## DATA EXCERPTS
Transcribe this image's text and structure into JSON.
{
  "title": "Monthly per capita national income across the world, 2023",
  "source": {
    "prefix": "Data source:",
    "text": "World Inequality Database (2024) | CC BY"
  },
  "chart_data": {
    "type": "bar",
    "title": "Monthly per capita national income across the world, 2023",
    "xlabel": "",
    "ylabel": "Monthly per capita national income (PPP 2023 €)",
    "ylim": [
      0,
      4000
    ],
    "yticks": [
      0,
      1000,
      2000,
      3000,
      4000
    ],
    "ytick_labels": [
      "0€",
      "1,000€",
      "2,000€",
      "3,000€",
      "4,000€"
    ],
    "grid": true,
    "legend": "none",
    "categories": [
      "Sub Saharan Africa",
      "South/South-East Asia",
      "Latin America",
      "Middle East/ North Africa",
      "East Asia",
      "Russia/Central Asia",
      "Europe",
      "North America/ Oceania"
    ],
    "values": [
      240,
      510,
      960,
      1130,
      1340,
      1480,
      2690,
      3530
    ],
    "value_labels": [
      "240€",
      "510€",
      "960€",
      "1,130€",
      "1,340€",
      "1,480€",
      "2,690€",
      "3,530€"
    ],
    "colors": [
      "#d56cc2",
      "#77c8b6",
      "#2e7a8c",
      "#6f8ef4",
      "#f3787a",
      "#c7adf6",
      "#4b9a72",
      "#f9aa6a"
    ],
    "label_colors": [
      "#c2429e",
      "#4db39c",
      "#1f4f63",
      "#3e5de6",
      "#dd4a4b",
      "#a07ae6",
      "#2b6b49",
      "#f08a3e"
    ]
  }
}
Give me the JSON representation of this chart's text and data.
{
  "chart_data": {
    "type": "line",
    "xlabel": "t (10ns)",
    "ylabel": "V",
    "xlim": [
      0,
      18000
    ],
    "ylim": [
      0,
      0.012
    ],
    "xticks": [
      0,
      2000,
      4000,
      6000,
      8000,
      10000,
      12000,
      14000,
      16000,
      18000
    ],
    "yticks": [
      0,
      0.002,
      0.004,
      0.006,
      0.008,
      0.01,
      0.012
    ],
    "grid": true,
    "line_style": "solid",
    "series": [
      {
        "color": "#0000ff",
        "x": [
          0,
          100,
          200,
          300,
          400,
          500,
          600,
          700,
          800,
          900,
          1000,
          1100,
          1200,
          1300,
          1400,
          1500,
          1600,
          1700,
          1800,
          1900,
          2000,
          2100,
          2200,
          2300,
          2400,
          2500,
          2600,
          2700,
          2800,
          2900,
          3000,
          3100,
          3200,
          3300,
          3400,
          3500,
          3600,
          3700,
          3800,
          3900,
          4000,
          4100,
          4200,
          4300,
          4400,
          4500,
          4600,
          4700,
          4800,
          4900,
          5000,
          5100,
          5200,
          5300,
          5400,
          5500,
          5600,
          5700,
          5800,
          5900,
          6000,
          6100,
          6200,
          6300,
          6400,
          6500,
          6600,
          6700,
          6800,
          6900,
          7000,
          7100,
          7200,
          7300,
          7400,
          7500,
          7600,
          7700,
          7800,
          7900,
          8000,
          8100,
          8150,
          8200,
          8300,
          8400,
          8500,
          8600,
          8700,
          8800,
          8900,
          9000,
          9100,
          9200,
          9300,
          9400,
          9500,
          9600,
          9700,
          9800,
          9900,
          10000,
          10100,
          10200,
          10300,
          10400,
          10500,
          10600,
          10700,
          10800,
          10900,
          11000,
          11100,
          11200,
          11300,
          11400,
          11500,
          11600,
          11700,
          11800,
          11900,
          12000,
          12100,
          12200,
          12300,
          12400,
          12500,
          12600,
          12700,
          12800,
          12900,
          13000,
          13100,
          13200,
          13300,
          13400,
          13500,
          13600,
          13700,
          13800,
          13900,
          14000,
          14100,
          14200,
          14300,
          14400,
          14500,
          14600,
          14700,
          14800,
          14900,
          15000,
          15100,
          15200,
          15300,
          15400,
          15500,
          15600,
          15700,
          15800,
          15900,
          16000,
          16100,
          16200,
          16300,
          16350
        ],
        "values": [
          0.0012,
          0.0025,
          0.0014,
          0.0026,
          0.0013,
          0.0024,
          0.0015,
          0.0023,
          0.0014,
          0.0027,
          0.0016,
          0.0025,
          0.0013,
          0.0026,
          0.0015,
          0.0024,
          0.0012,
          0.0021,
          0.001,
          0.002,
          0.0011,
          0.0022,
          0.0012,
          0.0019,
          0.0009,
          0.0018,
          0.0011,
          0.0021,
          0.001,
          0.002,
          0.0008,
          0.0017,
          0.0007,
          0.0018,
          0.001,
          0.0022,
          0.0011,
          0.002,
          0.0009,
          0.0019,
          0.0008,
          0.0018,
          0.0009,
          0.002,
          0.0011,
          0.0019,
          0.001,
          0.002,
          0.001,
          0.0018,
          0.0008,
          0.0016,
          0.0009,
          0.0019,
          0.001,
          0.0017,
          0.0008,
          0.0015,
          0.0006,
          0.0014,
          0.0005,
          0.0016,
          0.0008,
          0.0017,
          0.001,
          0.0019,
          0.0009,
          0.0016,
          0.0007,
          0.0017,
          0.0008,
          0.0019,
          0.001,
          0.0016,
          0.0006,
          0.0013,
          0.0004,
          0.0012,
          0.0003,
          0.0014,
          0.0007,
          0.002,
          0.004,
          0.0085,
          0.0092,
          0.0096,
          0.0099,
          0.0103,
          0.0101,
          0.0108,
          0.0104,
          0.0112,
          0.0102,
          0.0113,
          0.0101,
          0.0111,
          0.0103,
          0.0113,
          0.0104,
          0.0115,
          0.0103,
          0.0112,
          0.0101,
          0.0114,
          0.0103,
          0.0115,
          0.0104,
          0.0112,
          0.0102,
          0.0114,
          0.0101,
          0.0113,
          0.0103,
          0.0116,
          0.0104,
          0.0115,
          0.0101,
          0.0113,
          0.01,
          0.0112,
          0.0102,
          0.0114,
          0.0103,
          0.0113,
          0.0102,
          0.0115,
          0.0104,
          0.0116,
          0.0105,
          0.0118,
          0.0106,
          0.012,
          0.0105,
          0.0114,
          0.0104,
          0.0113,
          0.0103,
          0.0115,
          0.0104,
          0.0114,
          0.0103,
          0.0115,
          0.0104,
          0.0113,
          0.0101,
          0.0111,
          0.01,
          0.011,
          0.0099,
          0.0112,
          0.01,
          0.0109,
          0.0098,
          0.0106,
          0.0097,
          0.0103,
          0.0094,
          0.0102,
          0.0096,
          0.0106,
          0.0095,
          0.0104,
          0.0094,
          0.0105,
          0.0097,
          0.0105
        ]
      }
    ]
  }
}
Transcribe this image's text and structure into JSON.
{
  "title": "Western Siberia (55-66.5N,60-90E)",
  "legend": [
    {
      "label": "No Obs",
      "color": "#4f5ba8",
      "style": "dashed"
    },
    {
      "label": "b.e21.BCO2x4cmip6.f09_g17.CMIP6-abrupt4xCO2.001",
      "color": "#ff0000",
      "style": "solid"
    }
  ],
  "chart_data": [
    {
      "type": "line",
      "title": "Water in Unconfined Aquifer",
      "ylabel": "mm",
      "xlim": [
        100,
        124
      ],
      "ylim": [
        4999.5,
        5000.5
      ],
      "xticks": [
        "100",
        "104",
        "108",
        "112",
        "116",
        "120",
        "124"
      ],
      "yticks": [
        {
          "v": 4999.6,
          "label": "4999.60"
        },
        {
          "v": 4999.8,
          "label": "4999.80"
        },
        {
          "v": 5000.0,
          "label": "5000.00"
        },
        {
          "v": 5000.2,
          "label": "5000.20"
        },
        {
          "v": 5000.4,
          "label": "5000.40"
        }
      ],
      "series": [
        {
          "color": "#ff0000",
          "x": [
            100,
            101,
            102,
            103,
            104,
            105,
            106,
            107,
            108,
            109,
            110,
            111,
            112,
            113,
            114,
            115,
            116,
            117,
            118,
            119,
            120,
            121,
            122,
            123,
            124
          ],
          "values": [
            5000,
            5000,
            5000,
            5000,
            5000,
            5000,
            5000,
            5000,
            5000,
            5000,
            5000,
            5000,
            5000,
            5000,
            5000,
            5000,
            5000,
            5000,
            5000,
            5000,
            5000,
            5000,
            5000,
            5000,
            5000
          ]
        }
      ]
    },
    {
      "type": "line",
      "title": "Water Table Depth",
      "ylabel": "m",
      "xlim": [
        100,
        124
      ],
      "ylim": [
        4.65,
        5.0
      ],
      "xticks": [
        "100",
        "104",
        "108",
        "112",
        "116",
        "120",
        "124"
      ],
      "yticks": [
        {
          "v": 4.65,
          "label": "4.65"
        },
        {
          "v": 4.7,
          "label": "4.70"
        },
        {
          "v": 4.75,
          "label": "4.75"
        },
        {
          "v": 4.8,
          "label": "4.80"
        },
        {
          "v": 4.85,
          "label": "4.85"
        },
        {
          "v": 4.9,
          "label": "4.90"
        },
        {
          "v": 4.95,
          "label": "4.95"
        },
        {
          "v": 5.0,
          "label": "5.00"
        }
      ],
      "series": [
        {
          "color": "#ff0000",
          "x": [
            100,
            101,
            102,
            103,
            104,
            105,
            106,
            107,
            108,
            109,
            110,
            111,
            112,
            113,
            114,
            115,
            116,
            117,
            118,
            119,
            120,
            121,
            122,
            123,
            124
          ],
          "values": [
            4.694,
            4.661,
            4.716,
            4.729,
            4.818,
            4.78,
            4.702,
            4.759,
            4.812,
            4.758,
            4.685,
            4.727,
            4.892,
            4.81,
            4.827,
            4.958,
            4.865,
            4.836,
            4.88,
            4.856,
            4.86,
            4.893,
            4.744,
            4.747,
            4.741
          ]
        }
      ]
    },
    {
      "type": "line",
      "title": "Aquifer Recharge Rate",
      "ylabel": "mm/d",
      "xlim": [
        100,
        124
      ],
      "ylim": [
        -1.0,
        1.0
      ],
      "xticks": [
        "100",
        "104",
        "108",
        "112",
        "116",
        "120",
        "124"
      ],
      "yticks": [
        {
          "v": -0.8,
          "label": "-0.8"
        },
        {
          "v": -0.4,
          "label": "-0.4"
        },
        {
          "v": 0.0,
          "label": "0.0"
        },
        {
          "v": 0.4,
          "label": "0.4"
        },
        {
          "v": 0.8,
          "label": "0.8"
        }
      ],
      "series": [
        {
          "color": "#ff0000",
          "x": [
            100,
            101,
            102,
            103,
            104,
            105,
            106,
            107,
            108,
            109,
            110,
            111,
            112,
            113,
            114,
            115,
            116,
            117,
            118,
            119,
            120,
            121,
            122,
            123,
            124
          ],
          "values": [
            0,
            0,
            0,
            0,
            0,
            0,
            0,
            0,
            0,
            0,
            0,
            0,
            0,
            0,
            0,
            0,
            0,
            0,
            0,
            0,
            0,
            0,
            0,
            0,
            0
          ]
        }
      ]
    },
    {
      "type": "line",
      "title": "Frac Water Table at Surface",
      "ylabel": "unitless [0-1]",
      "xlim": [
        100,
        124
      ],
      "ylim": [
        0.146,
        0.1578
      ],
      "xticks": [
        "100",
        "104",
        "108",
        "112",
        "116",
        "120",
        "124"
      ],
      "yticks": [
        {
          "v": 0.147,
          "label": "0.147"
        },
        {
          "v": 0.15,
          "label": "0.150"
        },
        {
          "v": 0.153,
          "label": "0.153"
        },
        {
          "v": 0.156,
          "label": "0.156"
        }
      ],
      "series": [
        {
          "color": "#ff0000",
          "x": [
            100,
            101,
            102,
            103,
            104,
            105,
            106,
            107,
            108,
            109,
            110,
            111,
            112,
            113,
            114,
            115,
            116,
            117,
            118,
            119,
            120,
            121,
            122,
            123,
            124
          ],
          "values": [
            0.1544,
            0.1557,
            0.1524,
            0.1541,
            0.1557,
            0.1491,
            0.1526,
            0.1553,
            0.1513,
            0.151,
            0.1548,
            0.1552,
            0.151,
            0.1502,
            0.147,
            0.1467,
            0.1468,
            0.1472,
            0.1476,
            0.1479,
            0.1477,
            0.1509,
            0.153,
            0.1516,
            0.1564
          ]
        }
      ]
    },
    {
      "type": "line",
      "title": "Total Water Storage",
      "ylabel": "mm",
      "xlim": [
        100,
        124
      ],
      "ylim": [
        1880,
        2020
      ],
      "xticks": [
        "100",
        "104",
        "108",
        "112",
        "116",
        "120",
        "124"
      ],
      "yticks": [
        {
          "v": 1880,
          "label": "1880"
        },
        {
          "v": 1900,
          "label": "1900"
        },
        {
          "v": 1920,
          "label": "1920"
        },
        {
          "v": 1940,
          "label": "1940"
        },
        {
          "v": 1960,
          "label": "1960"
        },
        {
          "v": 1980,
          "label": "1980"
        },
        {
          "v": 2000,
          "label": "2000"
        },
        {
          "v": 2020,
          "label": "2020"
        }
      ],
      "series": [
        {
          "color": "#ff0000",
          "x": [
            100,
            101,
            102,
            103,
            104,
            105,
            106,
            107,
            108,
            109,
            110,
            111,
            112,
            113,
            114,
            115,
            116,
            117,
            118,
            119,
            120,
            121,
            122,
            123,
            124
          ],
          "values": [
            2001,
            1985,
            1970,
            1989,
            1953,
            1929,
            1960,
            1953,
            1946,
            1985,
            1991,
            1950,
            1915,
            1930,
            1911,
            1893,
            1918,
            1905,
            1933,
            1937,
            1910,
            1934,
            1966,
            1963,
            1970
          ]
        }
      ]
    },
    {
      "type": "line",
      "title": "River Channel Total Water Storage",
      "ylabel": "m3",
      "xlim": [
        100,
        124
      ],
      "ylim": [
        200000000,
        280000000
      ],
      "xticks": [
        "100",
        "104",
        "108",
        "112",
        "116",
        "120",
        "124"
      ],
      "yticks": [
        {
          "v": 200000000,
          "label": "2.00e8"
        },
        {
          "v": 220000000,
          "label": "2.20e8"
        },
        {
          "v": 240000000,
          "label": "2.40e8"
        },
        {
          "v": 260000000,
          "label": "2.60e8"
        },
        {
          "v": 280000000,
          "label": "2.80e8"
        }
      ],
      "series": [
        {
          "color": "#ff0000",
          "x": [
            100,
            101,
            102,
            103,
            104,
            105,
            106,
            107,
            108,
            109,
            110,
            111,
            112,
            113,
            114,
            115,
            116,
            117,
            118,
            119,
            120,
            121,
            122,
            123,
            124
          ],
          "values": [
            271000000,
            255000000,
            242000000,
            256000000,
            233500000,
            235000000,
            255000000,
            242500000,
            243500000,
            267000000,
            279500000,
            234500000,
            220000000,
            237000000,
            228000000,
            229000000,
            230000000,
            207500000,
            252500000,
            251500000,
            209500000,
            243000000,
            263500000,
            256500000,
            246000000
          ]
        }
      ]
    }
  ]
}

## TASK STATEMENT
Identify each line of the material where the word "North" shows up, and copy it.

## COMPLETED EXERCISE
      "Middle East/ North Africa",
      "North America/ Oceania"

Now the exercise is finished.